MATERIAL FOR THIS TASK:
★ ★ ★ ★

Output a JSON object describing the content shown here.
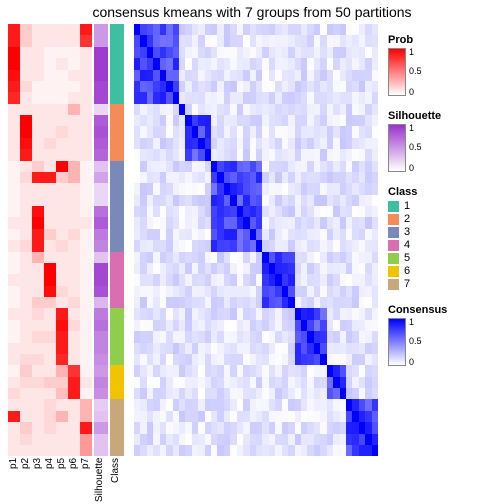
{
  "title": "consensus kmeans with 7 groups from 50 partitions",
  "n_rows": 38,
  "partitions": {
    "labels": [
      "p1",
      "p2",
      "p3",
      "p4",
      "p5",
      "p6",
      "p7"
    ],
    "low_color": "#ffffff",
    "high_color": "#ff0000",
    "data": [
      [
        0.9,
        0.2,
        0.1,
        0.1,
        0.1,
        0.1,
        0.9
      ],
      [
        0.9,
        0.2,
        0.1,
        0.1,
        0.1,
        0.1,
        0.8
      ],
      [
        1.0,
        0.1,
        0.1,
        0.05,
        0.05,
        0.05,
        0.1
      ],
      [
        1.0,
        0.1,
        0.1,
        0.05,
        0.1,
        0.05,
        0.1
      ],
      [
        0.95,
        0.1,
        0.1,
        0.05,
        0.05,
        0.1,
        0.1
      ],
      [
        0.9,
        0.15,
        0.05,
        0.05,
        0.05,
        0.05,
        0.1
      ],
      [
        0.85,
        0.1,
        0.05,
        0.05,
        0.05,
        0.1,
        0.1
      ],
      [
        0.1,
        0.1,
        0.1,
        0.1,
        0.1,
        0.3,
        0.1
      ],
      [
        0.1,
        1.0,
        0.1,
        0.1,
        0.1,
        0.1,
        0.1
      ],
      [
        0.1,
        1.0,
        0.1,
        0.1,
        0.15,
        0.1,
        0.1
      ],
      [
        0.1,
        0.95,
        0.1,
        0.15,
        0.1,
        0.1,
        0.1
      ],
      [
        0.1,
        0.9,
        0.1,
        0.1,
        0.1,
        0.1,
        0.1
      ],
      [
        0.05,
        0.1,
        0.2,
        0.1,
        1.0,
        0.3,
        0.05
      ],
      [
        0.05,
        0.15,
        0.9,
        0.9,
        0.2,
        0.3,
        0.05
      ],
      [
        0.05,
        0.1,
        0.1,
        0.1,
        0.1,
        0.1,
        0.05
      ],
      [
        0.05,
        0.1,
        0.1,
        0.1,
        0.1,
        0.1,
        0.05
      ],
      [
        0.05,
        0.1,
        0.95,
        0.1,
        0.1,
        0.1,
        0.05
      ],
      [
        0.1,
        0.1,
        1.0,
        0.1,
        0.1,
        0.1,
        0.1
      ],
      [
        0.05,
        0.1,
        0.9,
        0.2,
        0.1,
        0.15,
        0.05
      ],
      [
        0.1,
        0.15,
        0.9,
        0.1,
        0.15,
        0.1,
        0.05
      ],
      [
        0.05,
        0.1,
        0.3,
        0.1,
        0.1,
        0.1,
        0.05
      ],
      [
        0.05,
        0.1,
        0.1,
        1.0,
        0.1,
        0.1,
        0.05
      ],
      [
        0.1,
        0.1,
        0.1,
        1.0,
        0.1,
        0.1,
        0.05
      ],
      [
        0.05,
        0.1,
        0.1,
        0.95,
        0.15,
        0.1,
        0.05
      ],
      [
        0.05,
        0.1,
        0.2,
        0.2,
        0.1,
        0.15,
        0.05
      ],
      [
        0.1,
        0.1,
        0.15,
        0.1,
        0.9,
        0.1,
        0.05
      ],
      [
        0.05,
        0.1,
        0.1,
        0.1,
        0.95,
        0.15,
        0.05
      ],
      [
        0.05,
        0.1,
        0.15,
        0.15,
        0.9,
        0.1,
        0.05
      ],
      [
        0.1,
        0.1,
        0.1,
        0.1,
        0.9,
        0.1,
        0.05
      ],
      [
        0.1,
        0.15,
        0.15,
        0.1,
        0.85,
        0.1,
        0.05
      ],
      [
        0.05,
        0.2,
        0.1,
        0.1,
        0.3,
        0.8,
        0.05
      ],
      [
        0.1,
        0.15,
        0.15,
        0.2,
        0.2,
        0.9,
        0.1
      ],
      [
        0.15,
        0.1,
        0.1,
        0.1,
        0.25,
        0.9,
        0.05
      ],
      [
        0.1,
        0.1,
        0.1,
        0.15,
        0.1,
        0.1,
        0.3
      ],
      [
        0.9,
        0.1,
        0.1,
        0.15,
        0.3,
        0.1,
        0.3
      ],
      [
        0.1,
        0.2,
        0.1,
        0.15,
        0.1,
        0.1,
        0.9
      ],
      [
        0.1,
        0.15,
        0.1,
        0.1,
        0.1,
        0.1,
        0.4
      ],
      [
        0.1,
        0.1,
        0.1,
        0.1,
        0.1,
        0.1,
        0.4
      ]
    ]
  },
  "silhouette": {
    "label": "Silhouette",
    "low_color": "#ffffff",
    "high_color": "#9a32cd",
    "values": [
      0.5,
      0.5,
      0.95,
      0.95,
      0.95,
      0.9,
      0.9,
      0.2,
      0.8,
      0.85,
      0.8,
      0.75,
      0.3,
      0.45,
      0.2,
      0.2,
      0.7,
      0.8,
      0.65,
      0.6,
      0.3,
      0.9,
      0.9,
      0.85,
      0.35,
      0.65,
      0.7,
      0.6,
      0.6,
      0.55,
      0.5,
      0.6,
      0.55,
      0.25,
      0.3,
      0.5,
      0.3,
      0.3
    ]
  },
  "class_col": {
    "label": "Class",
    "assign": [
      1,
      1,
      1,
      1,
      1,
      1,
      1,
      2,
      2,
      2,
      2,
      2,
      3,
      3,
      3,
      3,
      3,
      3,
      3,
      3,
      4,
      4,
      4,
      4,
      4,
      5,
      5,
      5,
      5,
      5,
      6,
      6,
      6,
      7,
      7,
      7,
      7,
      7
    ],
    "colors": {
      "1": "#3fbfa2",
      "2": "#f58b59",
      "3": "#7a8ab8",
      "4": "#d96fb0",
      "5": "#8fce4d",
      "6": "#f0c400",
      "7": "#c8a87a"
    }
  },
  "consensus": {
    "low_color": "#ffffff",
    "high_color": "#0000ff",
    "block_edges": [
      0,
      7,
      8,
      12,
      20,
      25,
      30,
      33,
      38
    ],
    "diag_strength": 1.0,
    "inblock_strength": 0.72,
    "offblock_strength": 0.1,
    "noise": 0.07
  },
  "legends": {
    "prob": {
      "title": "Prob",
      "ticks": [
        "1",
        "0.5",
        "0"
      ],
      "low": "#ffffff",
      "high": "#ff0000"
    },
    "sil": {
      "title": "Silhouette",
      "ticks": [
        "1",
        "0.5",
        "0"
      ],
      "low": "#ffffff",
      "high": "#9a32cd"
    },
    "class": {
      "title": "Class",
      "items": [
        [
          "1",
          "#3fbfa2"
        ],
        [
          "2",
          "#f58b59"
        ],
        [
          "3",
          "#7a8ab8"
        ],
        [
          "4",
          "#d96fb0"
        ],
        [
          "5",
          "#8fce4d"
        ],
        [
          "6",
          "#f0c400"
        ],
        [
          "7",
          "#c8a87a"
        ]
      ]
    },
    "cons": {
      "title": "Consensus",
      "ticks": [
        "1",
        "0.5",
        "0"
      ],
      "low": "#ffffff",
      "high": "#0000ff"
    }
  }
}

★ ★ ★ ★

TASK PROMPT:
Set every line down exactly as written, leaving each picture out.

TASK OUTPUT:
Output a JSON object describing the content shown here.
{
  "title": "consensus kmeans with 7 groups from 50 partitions",
  "n_rows": 38,
  "partitions": {
    "labels": [
      "p1",
      "p2",
      "p3",
      "p4",
      "p5",
      "p6",
      "p7"
    ],
    "low_color": "#ffffff",
    "high_color": "#ff0000",
    "data": [
      [
        0.9,
        0.2,
        0.1,
        0.1,
        0.1,
        0.1,
        0.9
      ],
      [
        0.9,
        0.2,
        0.1,
        0.1,
        0.1,
        0.1,
        0.8
      ],
      [
        1.0,
        0.1,
        0.1,
        0.05,
        0.05,
        0.05,
        0.1
      ],
      [
        1.0,
        0.1,
        0.1,
        0.05,
        0.1,
        0.05,
        0.1
      ],
      [
        0.95,
        0.1,
        0.1,
        0.05,
        0.05,
        0.1,
        0.1
      ],
      [
        0.9,
        0.15,
        0.05,
        0.05,
        0.05,
        0.05,
        0.1
      ],
      [
        0.85,
        0.1,
        0.05,
        0.05,
        0.05,
        0.1,
        0.1
      ],
      [
        0.1,
        0.1,
        0.1,
        0.1,
        0.1,
        0.3,
        0.1
      ],
      [
        0.1,
        1.0,
        0.1,
        0.1,
        0.1,
        0.1,
        0.1
      ],
      [
        0.1,
        1.0,
        0.1,
        0.1,
        0.15,
        0.1,
        0.1
      ],
      [
        0.1,
        0.95,
        0.1,
        0.15,
        0.1,
        0.1,
        0.1
      ],
      [
        0.1,
        0.9,
        0.1,
        0.1,
        0.1,
        0.1,
        0.1
      ],
      [
        0.05,
        0.1,
        0.2,
        0.1,
        1.0,
        0.3,
        0.05
      ],
      [
        0.05,
        0.15,
        0.9,
        0.9,
        0.2,
        0.3,
        0.05
      ],
      [
        0.05,
        0.1,
        0.1,
        0.1,
        0.1,
        0.1,
        0.05
      ],
      [
        0.05,
        0.1,
        0.1,
        0.1,
        0.1,
        0.1,
        0.05
      ],
      [
        0.05,
        0.1,
        0.95,
        0.1,
        0.1,
        0.1,
        0.05
      ],
      [
        0.1,
        0.1,
        1.0,
        0.1,
        0.1,
        0.1,
        0.1
      ],
      [
        0.05,
        0.1,
        0.9,
        0.2,
        0.1,
        0.15,
        0.05
      ],
      [
        0.1,
        0.15,
        0.9,
        0.1,
        0.15,
        0.1,
        0.05
      ],
      [
        0.05,
        0.1,
        0.3,
        0.1,
        0.1,
        0.1,
        0.05
      ],
      [
        0.05,
        0.1,
        0.1,
        1.0,
        0.1,
        0.1,
        0.05
      ],
      [
        0.1,
        0.1,
        0.1,
        1.0,
        0.1,
        0.1,
        0.05
      ],
      [
        0.05,
        0.1,
        0.1,
        0.95,
        0.15,
        0.1,
        0.05
      ],
      [
        0.05,
        0.1,
        0.2,
        0.2,
        0.1,
        0.15,
        0.05
      ],
      [
        0.1,
        0.1,
        0.15,
        0.1,
        0.9,
        0.1,
        0.05
      ],
      [
        0.05,
        0.1,
        0.1,
        0.1,
        0.95,
        0.15,
        0.05
      ],
      [
        0.05,
        0.1,
        0.15,
        0.15,
        0.9,
        0.1,
        0.05
      ],
      [
        0.1,
        0.1,
        0.1,
        0.1,
        0.9,
        0.1,
        0.05
      ],
      [
        0.1,
        0.15,
        0.15,
        0.1,
        0.85,
        0.1,
        0.05
      ],
      [
        0.05,
        0.2,
        0.1,
        0.1,
        0.3,
        0.8,
        0.05
      ],
      [
        0.1,
        0.15,
        0.15,
        0.2,
        0.2,
        0.9,
        0.1
      ],
      [
        0.15,
        0.1,
        0.1,
        0.1,
        0.25,
        0.9,
        0.05
      ],
      [
        0.1,
        0.1,
        0.1,
        0.15,
        0.1,
        0.1,
        0.3
      ],
      [
        0.9,
        0.1,
        0.1,
        0.15,
        0.3,
        0.1,
        0.3
      ],
      [
        0.1,
        0.2,
        0.1,
        0.15,
        0.1,
        0.1,
        0.9
      ],
      [
        0.1,
        0.15,
        0.1,
        0.1,
        0.1,
        0.1,
        0.4
      ],
      [
        0.1,
        0.1,
        0.1,
        0.1,
        0.1,
        0.1,
        0.4
      ]
    ]
  },
  "silhouette": {
    "label": "Silhouette",
    "low_color": "#ffffff",
    "high_color": "#9a32cd",
    "values": [
      0.5,
      0.5,
      0.95,
      0.95,
      0.95,
      0.9,
      0.9,
      0.2,
      0.8,
      0.85,
      0.8,
      0.75,
      0.3,
      0.45,
      0.2,
      0.2,
      0.7,
      0.8,
      0.65,
      0.6,
      0.3,
      0.9,
      0.9,
      0.85,
      0.35,
      0.65,
      0.7,
      0.6,
      0.6,
      0.55,
      0.5,
      0.6,
      0.55,
      0.25,
      0.3,
      0.5,
      0.3,
      0.3
    ]
  },
  "class_col": {
    "label": "Class",
    "assign": [
      1,
      1,
      1,
      1,
      1,
      1,
      1,
      2,
      2,
      2,
      2,
      2,
      3,
      3,
      3,
      3,
      3,
      3,
      3,
      3,
      4,
      4,
      4,
      4,
      4,
      5,
      5,
      5,
      5,
      5,
      6,
      6,
      6,
      7,
      7,
      7,
      7,
      7
    ],
    "colors": {
      "1": "#3fbfa2",
      "2": "#f58b59",
      "3": "#7a8ab8",
      "4": "#d96fb0",
      "5": "#8fce4d",
      "6": "#f0c400",
      "7": "#c8a87a"
    }
  },
  "consensus": {
    "low_color": "#ffffff",
    "high_color": "#0000ff",
    "block_edges": [
      0,
      7,
      8,
      12,
      20,
      25,
      30,
      33,
      38
    ],
    "diag_strength": 1.0,
    "inblock_strength": 0.72,
    "offblock_strength": 0.1,
    "noise": 0.07
  },
  "legends": {
    "prob": {
      "title": "Prob",
      "ticks": [
        "1",
        "0.5",
        "0"
      ],
      "low": "#ffffff",
      "high": "#ff0000"
    },
    "sil": {
      "title": "Silhouette",
      "ticks": [
        "1",
        "0.5",
        "0"
      ],
      "low": "#ffffff",
      "high": "#9a32cd"
    },
    "class": {
      "title": "Class",
      "items": [
        [
          "1",
          "#3fbfa2"
        ],
        [
          "2",
          "#f58b59"
        ],
        [
          "3",
          "#7a8ab8"
        ],
        [
          "4",
          "#d96fb0"
        ],
        [
          "5",
          "#8fce4d"
        ],
        [
          "6",
          "#f0c400"
        ],
        [
          "7",
          "#c8a87a"
        ]
      ]
    },
    "cons": {
      "title": "Consensus",
      "ticks": [
        "1",
        "0.5",
        "0"
      ],
      "low": "#ffffff",
      "high": "#0000ff"
    }
  }
}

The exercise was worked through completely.